══ Material provided

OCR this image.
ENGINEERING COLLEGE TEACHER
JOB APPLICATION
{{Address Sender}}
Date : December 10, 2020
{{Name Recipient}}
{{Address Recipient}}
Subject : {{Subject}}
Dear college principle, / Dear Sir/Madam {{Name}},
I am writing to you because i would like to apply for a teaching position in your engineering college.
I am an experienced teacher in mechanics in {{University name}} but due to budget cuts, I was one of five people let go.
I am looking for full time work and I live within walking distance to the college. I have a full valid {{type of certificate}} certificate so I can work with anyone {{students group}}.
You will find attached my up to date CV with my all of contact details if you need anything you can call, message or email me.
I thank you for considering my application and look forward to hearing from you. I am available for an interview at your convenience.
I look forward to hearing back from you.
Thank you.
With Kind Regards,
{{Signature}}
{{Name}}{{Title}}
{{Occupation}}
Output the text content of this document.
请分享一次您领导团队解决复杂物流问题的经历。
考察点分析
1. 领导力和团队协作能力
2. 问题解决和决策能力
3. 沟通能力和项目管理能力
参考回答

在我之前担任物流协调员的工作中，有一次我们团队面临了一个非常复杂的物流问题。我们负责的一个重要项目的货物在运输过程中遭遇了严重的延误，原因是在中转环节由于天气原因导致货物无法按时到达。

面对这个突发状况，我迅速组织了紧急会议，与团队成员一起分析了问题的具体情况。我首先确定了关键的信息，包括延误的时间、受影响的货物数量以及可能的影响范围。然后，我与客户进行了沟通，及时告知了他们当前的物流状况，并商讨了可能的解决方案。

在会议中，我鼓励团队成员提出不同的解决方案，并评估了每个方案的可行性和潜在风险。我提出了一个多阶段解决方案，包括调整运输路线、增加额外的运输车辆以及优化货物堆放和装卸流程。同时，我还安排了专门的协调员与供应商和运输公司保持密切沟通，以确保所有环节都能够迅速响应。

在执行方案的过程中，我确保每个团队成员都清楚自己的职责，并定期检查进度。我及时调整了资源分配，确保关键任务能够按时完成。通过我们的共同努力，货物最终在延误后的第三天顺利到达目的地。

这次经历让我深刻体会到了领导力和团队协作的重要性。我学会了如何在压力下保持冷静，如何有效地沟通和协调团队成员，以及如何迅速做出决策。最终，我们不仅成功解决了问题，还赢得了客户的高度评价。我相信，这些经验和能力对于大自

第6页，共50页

════

Copy out all of the records shown above exactly.

OCR this image.
ENGINEERING COLLEGE TEACHER
JOB APPLICATION
{{Address Sender}}
Date : December 10, 2020
{{Name Recipient}}
{{Address Recipient}}
Subject : {{Subject}}
Dear college principle, / Dear Sir/Madam {{Name}},
I am writing to you because i would like to apply for a teaching position in your engineering college.
I am an experienced teacher in mechanics in {{University name}} but due to budget cuts, I was one of five people let go.
I am looking for full time work and I live within walking distance to the college. I have a full valid {{type of certificate}} certificate so I can work with anyone {{students group}}.
You will find attached my up to date CV with my all of contact details if you need anything you can call, message or email me.
I thank you for considering my application and look forward to hearing from you. I am available for an interview at your convenience.
I look forward to hearing back from you.
Thank you.
With Kind Regards,
{{Signature}}
{{Name}}{{Title}}
{{Occupation}}
Output the text content of this document.
请分享一次您领导团队解决复杂物流问题的经历。
考察点分析
1. 领导力和团队协作能力
2. 问题解决和决策能力
3. 沟通能力和项目管理能力
参考回答

在我之前担任物流协调员的工作中，有一次我们团队面临了一个非常复杂的物流问题。我们负责的一个重要项目的货物在运输过程中遭遇了严重的延误，原因是在中转环节由于天气原因导致货物无法按时到达。

面对这个突发状况，我迅速组织了紧急会议，与团队成员一起分析了问题的具体情况。我首先确定了关键的信息，包括延误的时间、受影响的货物数量以及可能的影响范围。然后，我与客户进行了沟通，及时告知了他们当前的物流状况，并商讨了可能的解决方案。

在会议中，我鼓励团队成员提出不同的解决方案，并评估了每个方案的可行性和潜在风险。我提出了一个多阶段解决方案，包括调整运输路线、增加额外的运输车辆以及优化货物堆放和装卸流程。同时，我还安排了专门的协调员与供应商和运输公司保持密切沟通，以确保所有环节都能够迅速响应。

在执行方案的过程中，我确保每个团队成员都清楚自己的职责，并定期检查进度。我及时调整了资源分配，确保关键任务能够按时完成。通过我们的共同努力，货物最终在延误后的第三天顺利到达目的地。

这次经历让我深刻体会到了领导力和团队协作的重要性。我学会了如何在压力下保持冷静，如何有效地沟通和协调团队成员，以及如何迅速做出决策。最终，我们不仅成功解决了问题，还赢得了客户的高度评价。我相信，这些经验和能力对于大自

第6页，共50页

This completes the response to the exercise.